→ Task to carry out
Look through the records below, and copy out every line that holds the string "Accept".

→ Dataset content

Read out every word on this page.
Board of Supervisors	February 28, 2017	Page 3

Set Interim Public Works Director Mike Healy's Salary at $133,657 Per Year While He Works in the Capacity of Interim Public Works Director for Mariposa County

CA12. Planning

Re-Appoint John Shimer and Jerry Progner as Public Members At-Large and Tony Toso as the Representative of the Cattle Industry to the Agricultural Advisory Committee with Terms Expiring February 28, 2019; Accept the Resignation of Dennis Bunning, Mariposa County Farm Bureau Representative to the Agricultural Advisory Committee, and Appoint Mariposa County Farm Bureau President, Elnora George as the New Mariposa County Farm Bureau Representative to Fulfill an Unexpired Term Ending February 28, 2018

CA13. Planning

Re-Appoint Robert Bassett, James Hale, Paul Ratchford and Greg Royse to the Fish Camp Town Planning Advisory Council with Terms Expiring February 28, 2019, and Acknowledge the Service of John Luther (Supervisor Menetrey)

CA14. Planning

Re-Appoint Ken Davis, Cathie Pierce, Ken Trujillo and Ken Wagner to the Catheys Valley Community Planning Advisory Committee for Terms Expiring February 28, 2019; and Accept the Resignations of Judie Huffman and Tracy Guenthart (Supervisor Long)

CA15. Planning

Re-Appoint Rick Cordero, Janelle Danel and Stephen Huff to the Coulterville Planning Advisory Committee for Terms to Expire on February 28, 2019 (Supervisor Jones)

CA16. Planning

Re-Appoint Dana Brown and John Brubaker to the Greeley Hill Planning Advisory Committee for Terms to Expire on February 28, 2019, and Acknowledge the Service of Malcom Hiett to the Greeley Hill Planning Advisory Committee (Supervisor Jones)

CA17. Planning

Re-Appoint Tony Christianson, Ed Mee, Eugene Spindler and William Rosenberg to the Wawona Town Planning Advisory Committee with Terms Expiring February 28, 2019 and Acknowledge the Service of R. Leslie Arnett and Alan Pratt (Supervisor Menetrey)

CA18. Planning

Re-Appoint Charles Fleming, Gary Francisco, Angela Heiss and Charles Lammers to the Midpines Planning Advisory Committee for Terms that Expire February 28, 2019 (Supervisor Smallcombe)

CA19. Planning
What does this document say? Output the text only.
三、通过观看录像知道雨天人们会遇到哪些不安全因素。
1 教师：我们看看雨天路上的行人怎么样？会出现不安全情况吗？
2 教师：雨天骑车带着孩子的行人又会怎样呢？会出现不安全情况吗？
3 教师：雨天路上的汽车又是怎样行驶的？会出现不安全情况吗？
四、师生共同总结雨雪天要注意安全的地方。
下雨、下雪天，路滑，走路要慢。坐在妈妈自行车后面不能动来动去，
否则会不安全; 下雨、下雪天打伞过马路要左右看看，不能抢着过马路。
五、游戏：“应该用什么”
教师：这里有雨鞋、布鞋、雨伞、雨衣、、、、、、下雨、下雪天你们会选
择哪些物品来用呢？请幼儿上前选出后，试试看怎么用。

→ Worked solution
Re-Appoint John Shimer and Jerry Progner as Public Members At-Large and Tony Toso as the Representative of the Cattle Industry to the Agricultural Advisory Committee with Terms Expiring February 28, 2019; Accept the Resignation of Dennis Bunning, Mariposa County Farm Bureau Representative to the Agricultural Advisory Committee, and Appoint Mariposa County Farm Bureau President, Elnora George as the New Mariposa County Farm Bureau Representative to Fulfill an Unexpired Term Ending February 28, 2018
Re-Appoint Ken Davis, Cathie Pierce, Ken Trujillo and Ken Wagner to the Catheys Valley Community Planning Advisory Committee for Terms Expiring February 28, 2019; and Accept the Resignations of Judie Huffman and Tracy Guenthart (Supervisor Long)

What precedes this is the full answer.